> **SHORT PROBLEM**
All the data below goes into the copy word for word, but the pictures don't.

* Start *

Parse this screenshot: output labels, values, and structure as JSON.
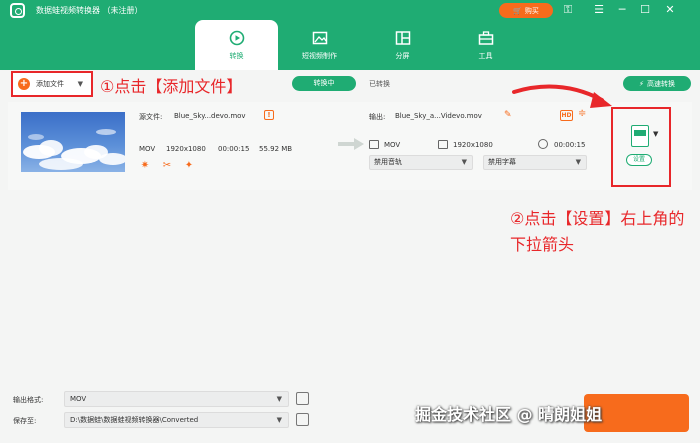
{
  "app": {
    "title": "数据蛙视频转换器 （未注册）",
    "buy_label": "购买"
  },
  "tabs": [
    {
      "label": "转换",
      "active": true
    },
    {
      "label": "短视频制作",
      "active": false
    },
    {
      "label": "分屏",
      "active": false
    },
    {
      "label": "工具",
      "active": false
    }
  ],
  "toolbar": {
    "add_file_label": "添加文件",
    "converting_label": "转换中",
    "converted_label": "已转换",
    "fast_convert_label": "高速转换"
  },
  "file": {
    "source_label": "源文件:",
    "source_name": "Blue_Sky...devo.mov",
    "format": "MOV",
    "resolution": "1920x1080",
    "duration": "00:00:15",
    "size": "55.92 MB",
    "output_label": "输出:",
    "output_name": "Blue_Sky_a...Videvo.mov",
    "output_format": "MOV",
    "output_resolution": "1920x1080",
    "output_duration": "00:00:15",
    "audio_track": "禁用音轨",
    "subtitle": "禁用字幕",
    "settings_label": "设置"
  },
  "annotations": {
    "step1": "①点击【添加文件】",
    "step2": "②点击【设置】右上角的下拉箭头"
  },
  "bottom": {
    "output_format_label": "输出格式:",
    "output_format_value": "MOV",
    "save_to_label": "保存至:",
    "save_to_value": "D:\\数据蛙\\数据蛙视频转换器\\Converted"
  },
  "watermark": "掘金技术社区 @ 晴朗姐姐",
  "colors": {
    "brand_green": "#1fac73",
    "accent_orange": "#f76b1c",
    "annotation_red": "#e8272a"
  }
}
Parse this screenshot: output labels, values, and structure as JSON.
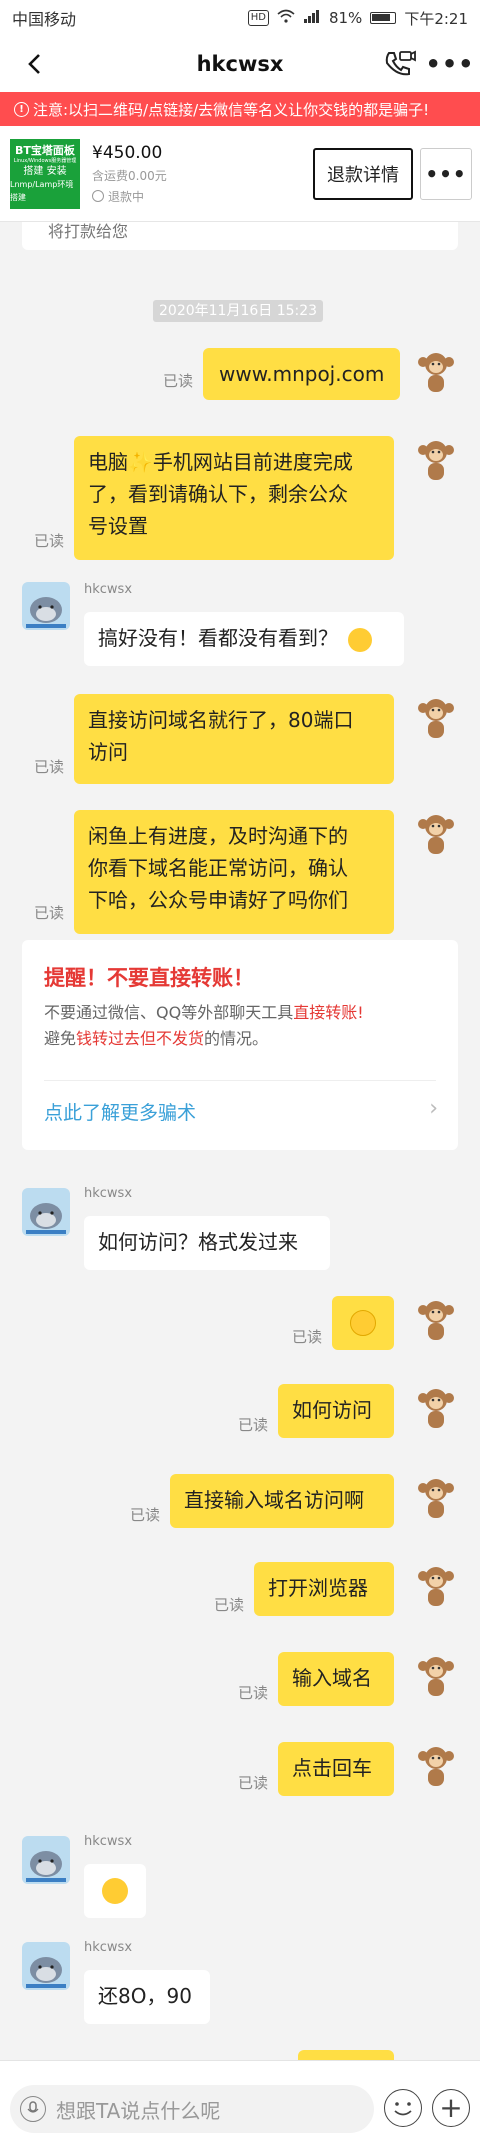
{
  "status_bar": {
    "carrier": "中国移动",
    "hd": "HD",
    "battery": "81%",
    "time": "下午2:21"
  },
  "header": {
    "title": "hkcwsx"
  },
  "warning": {
    "text": "注意:以扫二维码/点链接/去微信等名义让你交钱的都是骗子!"
  },
  "product": {
    "image_text": [
      "BT宝塔面板",
      "Linux/Windows服务器管理",
      "搭建 安装",
      "Lnmp/Lamp环境搭建"
    ],
    "price": "¥450.00",
    "shipping": "含运费0.00元",
    "status": "退款中",
    "refund_button": "退款详情"
  },
  "chat": {
    "partial_text": "将打款给您",
    "timestamp": "2020年11月16日 15:23",
    "read_label": "已读",
    "messages": [
      "www.mnpoj.com",
      "电脑✨手机网站目前进度完成了，看到请确认下，剩余公众号设置",
      "搞好没有！看都没有看到？",
      "直接访问域名就行了，80端口访问",
      "闲鱼上有进度，及时沟通下的你看下域名能正常访问，确认下哈，公众号申请好了吗你们",
      "如何访问？格式发过来",
      "如何访问",
      "直接输入域名访问啊",
      "打开浏览器",
      "输入域名",
      "点击回车",
      "还8O，90"
    ],
    "message_lines": {
      "m1": [
        "电脑✨手机网站目前进度完成",
        "了，看到请确认下，剩余公众",
        "号设置"
      ],
      "m3": [
        "直接访问域名就行了，80端口",
        "访问"
      ],
      "m4": [
        "闲鱼上有进度，及时沟通下的",
        "你看下域名能正常访问，确认",
        "下哈，公众号申请好了吗你们"
      ]
    },
    "sender_name": "hkcwsx",
    "notice": {
      "title": "提醒！不要直接转账！",
      "line1_a": "不要通过微信、QQ等外部聊天工具",
      "line1_b": "直接转账!",
      "line2_a": "避免",
      "line2_b": "钱转过去但不发货",
      "line2_c": "的情况。",
      "link": "点此了解更多骗术"
    }
  },
  "input": {
    "placeholder": "想跟TA说点什么呢"
  },
  "colors": {
    "accent_yellow": "#ffde44",
    "warning_red": "#ff4d4f",
    "link_blue": "#3aa0d8",
    "brand_green": "#1aa13a"
  }
}
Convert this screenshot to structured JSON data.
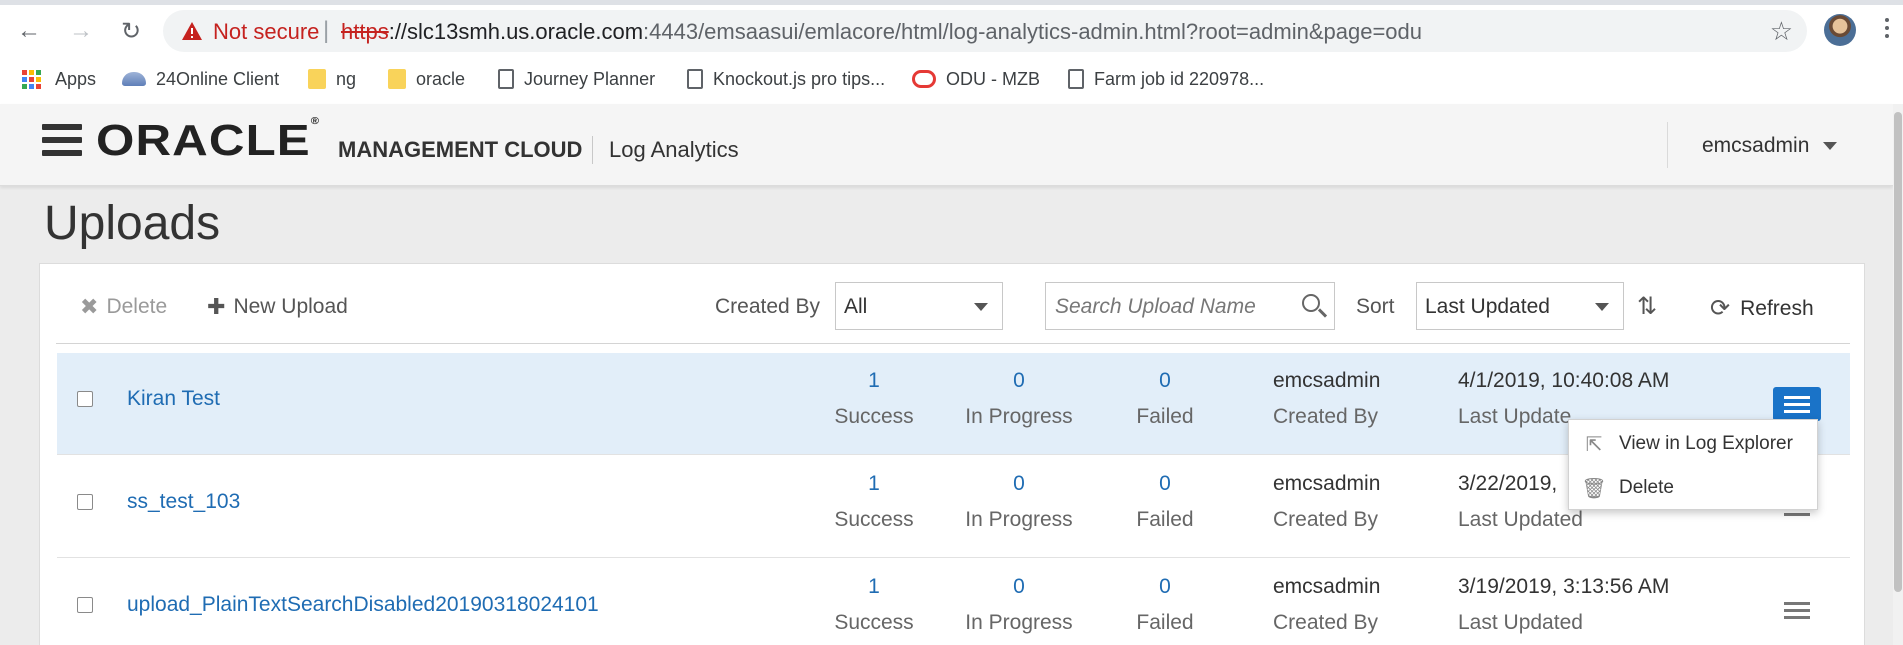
{
  "browser": {
    "security_label": "Not secure",
    "url_scheme": "https",
    "url_host": "://slc13smh.us.oracle.com",
    "url_rest": ":4443/emsaasui/emlacore/html/log-analytics-admin.html?root=admin&page=odu",
    "bookmarks": [
      {
        "label": "Apps",
        "icon": "apps-grid-icon"
      },
      {
        "label": "24Online Client",
        "icon": "cloud-icon"
      },
      {
        "label": "ng",
        "icon": "folder-icon"
      },
      {
        "label": "oracle",
        "icon": "folder-icon"
      },
      {
        "label": "Journey Planner",
        "icon": "page-icon"
      },
      {
        "label": "Knockout.js pro tips...",
        "icon": "page-icon"
      },
      {
        "label": "ODU - MZB",
        "icon": "oracle-o-icon"
      },
      {
        "label": "Farm job id 220978...",
        "icon": "page-icon"
      }
    ]
  },
  "header": {
    "logo": "ORACLE",
    "product": "MANAGEMENT CLOUD",
    "service": "Log Analytics",
    "user": "emcsadmin"
  },
  "page": {
    "title": "Uploads"
  },
  "toolbar": {
    "delete_label": "Delete",
    "new_upload_label": "New Upload",
    "created_by_label": "Created By",
    "created_by_value": "All",
    "search_placeholder": "Search Upload Name",
    "sort_label": "Sort",
    "sort_value": "Last Updated",
    "refresh_label": "Refresh"
  },
  "captions": {
    "success": "Success",
    "in_progress": "In Progress",
    "failed": "Failed",
    "created_by": "Created By",
    "last_updated": "Last Updated"
  },
  "uploads": [
    {
      "name": "Kiran Test",
      "success": "1",
      "in_progress": "0",
      "failed": "0",
      "created_by": "emcsadmin",
      "last_updated": "4/1/2019, 10:40:08 AM",
      "last_updated_caption": "Last Update",
      "selected": true
    },
    {
      "name": "ss_test_103",
      "success": "1",
      "in_progress": "0",
      "failed": "0",
      "created_by": "emcsadmin",
      "last_updated": "3/22/2019, ",
      "last_updated_caption": "Last Updated",
      "selected": false
    },
    {
      "name": "upload_PlainTextSearchDisabled20190318024101",
      "success": "1",
      "in_progress": "0",
      "failed": "0",
      "created_by": "emcsadmin",
      "last_updated": "3/19/2019, 3:13:56 AM",
      "last_updated_caption": "Last Updated",
      "selected": false
    }
  ],
  "row_menu": {
    "view_in_log_explorer": "View in Log Explorer",
    "delete": "Delete"
  },
  "colors": {
    "link": "#1f6cb3",
    "selected_row": "#e2eef9",
    "active_menu_button": "#1a73c8",
    "not_secure": "#c5221f"
  }
}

* End *

> **RESPONSE BELOW**
Parse this screenshot: output labels, values, and structure as JSON.
{
  "app": {
    "title": "数据蛙视频转换器 （未注册）",
    "buy_label": "购买"
  },
  "tabs": [
    {
      "label": "转换",
      "active": true
    },
    {
      "label": "短视频制作",
      "active": false
    },
    {
      "label": "分屏",
      "active": false
    },
    {
      "label": "工具",
      "active": false
    }
  ],
  "toolbar": {
    "add_file_label": "添加文件",
    "converting_label": "转换中",
    "converted_label": "已转换",
    "fast_convert_label": "高速转换"
  },
  "file": {
    "source_label": "源文件:",
    "source_name": "Blue_Sky...devo.mov",
    "format": "MOV",
    "resolution": "1920x1080",
    "duration": "00:00:15",
    "size": "55.92 MB",
    "output_label": "输出:",
    "output_name": "Blue_Sky_a...Videvo.mov",
    "output_format": "MOV",
    "output_resolution": "1920x1080",
    "output_duration": "00:00:15",
    "audio_track": "禁用音轨",
    "subtitle": "禁用字幕",
    "settings_label": "设置"
  },
  "annotations": {
    "step1": "①点击【添加文件】",
    "step2": "②点击【设置】右上角的下拉箭头"
  },
  "bottom": {
    "output_format_label": "输出格式:",
    "output_format_value": "MOV",
    "save_to_label": "保存至:",
    "save_to_value": "D:\\数据蛙\\数据蛙视频转换器\\Converted"
  },
  "watermark": "掘金技术社区 @ 晴朗姐姐",
  "colors": {
    "brand_green": "#1fac73",
    "accent_orange": "#f76b1c",
    "annotation_red": "#e8272a"
  }
}
Parse this screenshot: output labels, values, and structure as JSON.
{
  "status_bar": {
    "carrier": "中国移动",
    "hd": "HD",
    "battery": "81%",
    "time": "下午2:21"
  },
  "header": {
    "title": "hkcwsx"
  },
  "warning": {
    "text": "注意:以扫二维码/点链接/去微信等名义让你交钱的都是骗子!"
  },
  "product": {
    "image_text": [
      "BT宝塔面板",
      "Linux/Windows服务器管理",
      "搭建 安装",
      "Lnmp/Lamp环境搭建"
    ],
    "price": "¥450.00",
    "shipping": "含运费0.00元",
    "status": "退款中",
    "refund_button": "退款详情"
  },
  "chat": {
    "partial_text": "将打款给您",
    "timestamp": "2020年11月16日 15:23",
    "read_label": "已读",
    "messages": [
      "www.mnpoj.com",
      "电脑✨手机网站目前进度完成了，看到请确认下，剩余公众号设置",
      "搞好没有！看都没有看到？",
      "直接访问域名就行了，80端口访问",
      "闲鱼上有进度，及时沟通下的你看下域名能正常访问，确认下哈，公众号申请好了吗你们",
      "如何访问？格式发过来",
      "如何访问",
      "直接输入域名访问啊",
      "打开浏览器",
      "输入域名",
      "点击回车",
      "还8O，90"
    ],
    "message_lines": {
      "m1": [
        "电脑✨手机网站目前进度完成",
        "了，看到请确认下，剩余公众",
        "号设置"
      ],
      "m3": [
        "直接访问域名就行了，80端口",
        "访问"
      ],
      "m4": [
        "闲鱼上有进度，及时沟通下的",
        "你看下域名能正常访问，确认",
        "下哈，公众号申请好了吗你们"
      ]
    },
    "sender_name": "hkcwsx",
    "notice": {
      "title": "提醒！不要直接转账！",
      "line1_a": "不要通过微信、QQ等外部聊天工具",
      "line1_b": "直接转账!",
      "line2_a": "避免",
      "line2_b": "钱转过去但不发货",
      "line2_c": "的情况。",
      "link": "点此了解更多骗术"
    }
  },
  "input": {
    "placeholder": "想跟TA说点什么呢"
  },
  "colors": {
    "accent_yellow": "#ffde44",
    "warning_red": "#ff4d4f",
    "link_blue": "#3aa0d8",
    "brand_green": "#1aa13a"
  }
}
Convert this screenshot to structured JSON data.
{
  "browser": {
    "security_label": "Not secure",
    "url_scheme": "https",
    "url_host": "://slc13smh.us.oracle.com",
    "url_rest": ":4443/emsaasui/emlacore/html/log-analytics-admin.html?root=admin&page=odu",
    "bookmarks": [
      {
        "label": "Apps",
        "icon": "apps-grid-icon"
      },
      {
        "label": "24Online Client",
        "icon": "cloud-icon"
      },
      {
        "label": "ng",
        "icon": "folder-icon"
      },
      {
        "label": "oracle",
        "icon": "folder-icon"
      },
      {
        "label": "Journey Planner",
        "icon": "page-icon"
      },
      {
        "label": "Knockout.js pro tips...",
        "icon": "page-icon"
      },
      {
        "label": "ODU - MZB",
        "icon": "oracle-o-icon"
      },
      {
        "label": "Farm job id 220978...",
        "icon": "page-icon"
      }
    ]
  },
  "header": {
    "logo": "ORACLE",
    "product": "MANAGEMENT CLOUD",
    "service": "Log Analytics",
    "user": "emcsadmin"
  },
  "page": {
    "title": "Uploads"
  },
  "toolbar": {
    "delete_label": "Delete",
    "new_upload_label": "New Upload",
    "created_by_label": "Created By",
    "created_by_value": "All",
    "search_placeholder": "Search Upload Name",
    "sort_label": "Sort",
    "sort_value": "Last Updated",
    "refresh_label": "Refresh"
  },
  "captions": {
    "success": "Success",
    "in_progress": "In Progress",
    "failed": "Failed",
    "created_by": "Created By",
    "last_updated": "Last Updated"
  },
  "uploads": [
    {
      "name": "Kiran Test",
      "success": "1",
      "in_progress": "0",
      "failed": "0",
      "created_by": "emcsadmin",
      "last_updated": "4/1/2019, 10:40:08 AM",
      "last_updated_caption": "Last Update",
      "selected": true
    },
    {
      "name": "ss_test_103",
      "success": "1",
      "in_progress": "0",
      "failed": "0",
      "created_by": "emcsadmin",
      "last_updated": "3/22/2019, ",
      "last_updated_caption": "Last Updated",
      "selected": false
    },
    {
      "name": "upload_PlainTextSearchDisabled20190318024101",
      "success": "1",
      "in_progress": "0",
      "failed": "0",
      "created_by": "emcsadmin",
      "last_updated": "3/19/2019, 3:13:56 AM",
      "last_updated_caption": "Last Updated",
      "selected": false
    }
  ],
  "row_menu": {
    "view_in_log_explorer": "View in Log Explorer",
    "delete": "Delete"
  },
  "colors": {
    "link": "#1f6cb3",
    "selected_row": "#e2eef9",
    "active_menu_button": "#1a73c8",
    "not_secure": "#c5221f"
  }
}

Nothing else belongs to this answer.